- **SHORT TASK**
Within the records that follow, find every line containing the string "then". Copy those lines.

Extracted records
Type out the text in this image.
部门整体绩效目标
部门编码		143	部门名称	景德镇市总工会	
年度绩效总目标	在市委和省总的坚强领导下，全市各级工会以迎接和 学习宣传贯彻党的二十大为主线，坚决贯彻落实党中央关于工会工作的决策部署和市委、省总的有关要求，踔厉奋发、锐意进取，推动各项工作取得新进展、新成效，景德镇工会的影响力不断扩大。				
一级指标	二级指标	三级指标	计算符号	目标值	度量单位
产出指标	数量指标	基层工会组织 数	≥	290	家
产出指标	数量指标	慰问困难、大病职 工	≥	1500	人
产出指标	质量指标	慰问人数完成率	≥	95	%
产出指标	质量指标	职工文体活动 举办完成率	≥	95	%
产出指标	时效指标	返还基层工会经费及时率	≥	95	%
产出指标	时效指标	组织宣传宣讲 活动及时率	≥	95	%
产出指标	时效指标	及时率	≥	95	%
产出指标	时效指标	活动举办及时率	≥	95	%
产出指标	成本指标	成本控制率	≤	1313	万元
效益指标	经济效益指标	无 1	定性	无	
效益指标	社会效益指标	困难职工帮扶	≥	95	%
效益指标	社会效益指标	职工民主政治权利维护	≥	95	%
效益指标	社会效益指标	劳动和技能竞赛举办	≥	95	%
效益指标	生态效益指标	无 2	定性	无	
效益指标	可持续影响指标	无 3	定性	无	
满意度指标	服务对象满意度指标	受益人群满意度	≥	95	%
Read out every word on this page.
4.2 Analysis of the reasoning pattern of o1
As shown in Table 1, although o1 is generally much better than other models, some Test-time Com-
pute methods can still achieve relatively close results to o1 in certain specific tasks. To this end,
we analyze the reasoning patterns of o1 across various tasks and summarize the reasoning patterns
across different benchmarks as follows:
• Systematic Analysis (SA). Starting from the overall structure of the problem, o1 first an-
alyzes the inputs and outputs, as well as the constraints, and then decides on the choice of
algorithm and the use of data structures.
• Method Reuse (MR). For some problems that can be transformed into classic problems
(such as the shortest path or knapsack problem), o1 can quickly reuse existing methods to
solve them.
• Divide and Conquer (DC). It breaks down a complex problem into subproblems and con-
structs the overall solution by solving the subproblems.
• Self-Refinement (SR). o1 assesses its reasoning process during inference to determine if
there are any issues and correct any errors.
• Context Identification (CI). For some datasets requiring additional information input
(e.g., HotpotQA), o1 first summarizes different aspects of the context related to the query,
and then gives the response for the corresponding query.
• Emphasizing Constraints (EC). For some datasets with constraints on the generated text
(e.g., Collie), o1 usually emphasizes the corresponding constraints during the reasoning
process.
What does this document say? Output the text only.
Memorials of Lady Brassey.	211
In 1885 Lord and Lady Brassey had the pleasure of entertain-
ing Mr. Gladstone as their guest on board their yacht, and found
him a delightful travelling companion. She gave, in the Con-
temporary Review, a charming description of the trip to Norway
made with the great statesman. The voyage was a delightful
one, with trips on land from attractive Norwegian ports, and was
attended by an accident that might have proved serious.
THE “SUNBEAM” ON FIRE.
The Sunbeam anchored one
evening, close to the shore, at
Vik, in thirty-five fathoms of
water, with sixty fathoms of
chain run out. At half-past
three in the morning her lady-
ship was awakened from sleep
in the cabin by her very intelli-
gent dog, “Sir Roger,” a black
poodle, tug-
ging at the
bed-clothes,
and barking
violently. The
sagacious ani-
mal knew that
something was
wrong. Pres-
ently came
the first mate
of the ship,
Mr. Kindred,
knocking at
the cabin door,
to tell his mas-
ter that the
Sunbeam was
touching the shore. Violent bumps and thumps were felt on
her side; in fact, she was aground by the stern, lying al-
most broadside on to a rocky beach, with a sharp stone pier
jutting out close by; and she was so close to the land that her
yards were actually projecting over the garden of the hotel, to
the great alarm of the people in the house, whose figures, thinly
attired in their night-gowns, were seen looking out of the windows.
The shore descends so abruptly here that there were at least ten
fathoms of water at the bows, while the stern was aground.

- **RESPONSE**
alyzes the inputs and outputs, as well as the constraints, and then decides on the choice of
and then gives the response for the corresponding query.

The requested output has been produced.